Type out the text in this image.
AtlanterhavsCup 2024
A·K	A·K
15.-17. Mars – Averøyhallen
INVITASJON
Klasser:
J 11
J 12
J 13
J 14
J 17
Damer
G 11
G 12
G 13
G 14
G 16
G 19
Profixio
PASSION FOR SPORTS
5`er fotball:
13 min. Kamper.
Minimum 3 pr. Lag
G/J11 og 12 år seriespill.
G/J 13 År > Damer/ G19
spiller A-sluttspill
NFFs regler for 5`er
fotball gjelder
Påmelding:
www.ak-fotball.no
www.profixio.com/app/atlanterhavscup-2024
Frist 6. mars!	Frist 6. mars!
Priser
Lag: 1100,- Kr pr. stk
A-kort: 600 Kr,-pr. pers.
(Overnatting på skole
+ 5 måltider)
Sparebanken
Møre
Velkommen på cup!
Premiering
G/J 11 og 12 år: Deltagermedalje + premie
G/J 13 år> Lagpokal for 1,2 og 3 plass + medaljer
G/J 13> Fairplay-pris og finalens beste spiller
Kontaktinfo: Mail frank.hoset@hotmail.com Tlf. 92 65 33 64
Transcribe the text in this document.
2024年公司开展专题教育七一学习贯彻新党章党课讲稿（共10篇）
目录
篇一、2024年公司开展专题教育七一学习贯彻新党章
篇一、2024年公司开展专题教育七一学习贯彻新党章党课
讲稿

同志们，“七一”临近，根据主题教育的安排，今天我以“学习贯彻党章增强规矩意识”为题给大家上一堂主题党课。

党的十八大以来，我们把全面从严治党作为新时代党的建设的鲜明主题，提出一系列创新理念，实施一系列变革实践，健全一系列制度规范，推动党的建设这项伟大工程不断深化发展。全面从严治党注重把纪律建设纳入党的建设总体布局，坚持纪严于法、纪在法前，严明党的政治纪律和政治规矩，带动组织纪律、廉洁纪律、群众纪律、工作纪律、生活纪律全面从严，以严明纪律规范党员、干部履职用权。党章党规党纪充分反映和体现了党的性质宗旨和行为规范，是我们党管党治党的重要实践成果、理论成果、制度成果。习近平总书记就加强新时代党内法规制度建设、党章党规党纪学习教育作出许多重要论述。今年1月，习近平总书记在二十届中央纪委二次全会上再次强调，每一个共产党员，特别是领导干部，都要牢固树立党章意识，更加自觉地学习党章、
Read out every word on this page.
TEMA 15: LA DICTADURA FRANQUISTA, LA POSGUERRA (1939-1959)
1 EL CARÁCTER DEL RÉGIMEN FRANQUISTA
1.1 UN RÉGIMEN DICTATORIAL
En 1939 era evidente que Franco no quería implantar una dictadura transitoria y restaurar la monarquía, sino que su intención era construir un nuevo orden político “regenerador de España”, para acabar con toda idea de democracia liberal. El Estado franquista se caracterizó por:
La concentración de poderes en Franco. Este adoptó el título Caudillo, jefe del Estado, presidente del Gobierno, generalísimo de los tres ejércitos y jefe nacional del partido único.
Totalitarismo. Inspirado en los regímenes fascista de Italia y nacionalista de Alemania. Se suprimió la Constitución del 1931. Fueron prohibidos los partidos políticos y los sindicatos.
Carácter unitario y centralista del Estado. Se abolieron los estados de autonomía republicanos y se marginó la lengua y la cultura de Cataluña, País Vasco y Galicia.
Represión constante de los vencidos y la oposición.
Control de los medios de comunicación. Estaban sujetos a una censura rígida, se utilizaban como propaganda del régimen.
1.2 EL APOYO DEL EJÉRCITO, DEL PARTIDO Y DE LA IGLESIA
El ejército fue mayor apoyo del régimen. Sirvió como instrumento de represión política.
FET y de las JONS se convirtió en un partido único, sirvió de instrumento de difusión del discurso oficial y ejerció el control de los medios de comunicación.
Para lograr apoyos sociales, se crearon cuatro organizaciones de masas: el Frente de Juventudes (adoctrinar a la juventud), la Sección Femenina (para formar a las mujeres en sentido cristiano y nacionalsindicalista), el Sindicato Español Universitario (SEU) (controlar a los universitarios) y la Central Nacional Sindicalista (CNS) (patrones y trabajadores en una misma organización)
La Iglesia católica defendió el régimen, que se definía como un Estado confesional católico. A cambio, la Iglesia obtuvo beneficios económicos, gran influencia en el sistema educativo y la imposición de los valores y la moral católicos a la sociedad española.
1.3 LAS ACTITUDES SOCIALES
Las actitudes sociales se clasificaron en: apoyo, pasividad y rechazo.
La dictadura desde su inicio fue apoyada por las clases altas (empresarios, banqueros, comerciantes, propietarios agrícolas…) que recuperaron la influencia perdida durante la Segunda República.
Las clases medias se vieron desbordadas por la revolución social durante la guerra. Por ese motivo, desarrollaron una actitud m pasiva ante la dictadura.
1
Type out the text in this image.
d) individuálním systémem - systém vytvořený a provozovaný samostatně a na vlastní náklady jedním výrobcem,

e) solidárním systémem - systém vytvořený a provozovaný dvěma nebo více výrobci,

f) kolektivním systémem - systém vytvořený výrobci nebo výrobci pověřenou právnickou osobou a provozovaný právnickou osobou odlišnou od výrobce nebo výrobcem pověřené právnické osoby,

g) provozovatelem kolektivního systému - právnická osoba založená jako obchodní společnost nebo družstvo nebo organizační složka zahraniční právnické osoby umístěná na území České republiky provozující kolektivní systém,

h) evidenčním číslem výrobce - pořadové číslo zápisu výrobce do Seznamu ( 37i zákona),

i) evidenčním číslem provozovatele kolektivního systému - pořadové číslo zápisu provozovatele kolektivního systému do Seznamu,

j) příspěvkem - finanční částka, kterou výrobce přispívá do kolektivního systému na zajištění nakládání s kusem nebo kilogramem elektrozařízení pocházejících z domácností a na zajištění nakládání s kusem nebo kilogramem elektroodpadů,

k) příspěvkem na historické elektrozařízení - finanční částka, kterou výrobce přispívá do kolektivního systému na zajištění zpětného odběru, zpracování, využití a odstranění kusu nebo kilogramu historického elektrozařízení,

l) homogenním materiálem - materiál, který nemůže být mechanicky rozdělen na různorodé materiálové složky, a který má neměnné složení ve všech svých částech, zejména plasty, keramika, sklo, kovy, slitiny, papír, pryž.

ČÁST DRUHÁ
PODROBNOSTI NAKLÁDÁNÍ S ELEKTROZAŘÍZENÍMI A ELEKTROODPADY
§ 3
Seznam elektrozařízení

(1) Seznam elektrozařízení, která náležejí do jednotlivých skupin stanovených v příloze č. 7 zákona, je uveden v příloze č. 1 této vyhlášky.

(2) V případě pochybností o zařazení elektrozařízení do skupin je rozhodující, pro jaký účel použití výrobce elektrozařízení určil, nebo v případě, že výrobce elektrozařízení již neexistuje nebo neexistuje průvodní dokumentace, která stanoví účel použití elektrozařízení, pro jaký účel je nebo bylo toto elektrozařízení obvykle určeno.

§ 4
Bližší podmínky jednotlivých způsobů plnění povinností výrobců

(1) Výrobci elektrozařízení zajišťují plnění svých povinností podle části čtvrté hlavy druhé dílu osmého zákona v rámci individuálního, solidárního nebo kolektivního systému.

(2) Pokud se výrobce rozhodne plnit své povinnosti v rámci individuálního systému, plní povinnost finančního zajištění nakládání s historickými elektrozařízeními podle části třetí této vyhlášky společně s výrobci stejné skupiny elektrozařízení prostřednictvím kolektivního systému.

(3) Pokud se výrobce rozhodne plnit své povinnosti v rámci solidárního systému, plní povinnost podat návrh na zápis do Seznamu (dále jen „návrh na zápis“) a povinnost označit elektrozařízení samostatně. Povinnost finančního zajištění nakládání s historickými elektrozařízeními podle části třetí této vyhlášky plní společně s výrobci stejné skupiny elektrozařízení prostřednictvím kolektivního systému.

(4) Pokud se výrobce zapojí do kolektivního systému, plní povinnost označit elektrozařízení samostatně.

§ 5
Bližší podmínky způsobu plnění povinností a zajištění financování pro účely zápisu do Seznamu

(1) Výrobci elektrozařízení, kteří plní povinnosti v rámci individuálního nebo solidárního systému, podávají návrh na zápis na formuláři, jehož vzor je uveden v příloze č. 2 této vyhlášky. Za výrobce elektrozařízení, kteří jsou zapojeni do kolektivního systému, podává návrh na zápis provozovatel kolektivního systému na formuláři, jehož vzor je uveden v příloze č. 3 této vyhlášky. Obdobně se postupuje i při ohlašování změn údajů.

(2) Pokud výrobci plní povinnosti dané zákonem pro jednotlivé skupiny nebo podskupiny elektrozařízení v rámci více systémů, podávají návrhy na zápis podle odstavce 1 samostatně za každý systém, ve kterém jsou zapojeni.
• • •
*Exercise prompt*
State how many lines in the records above contain the word "como", and give only that number.

*Worked answer*
3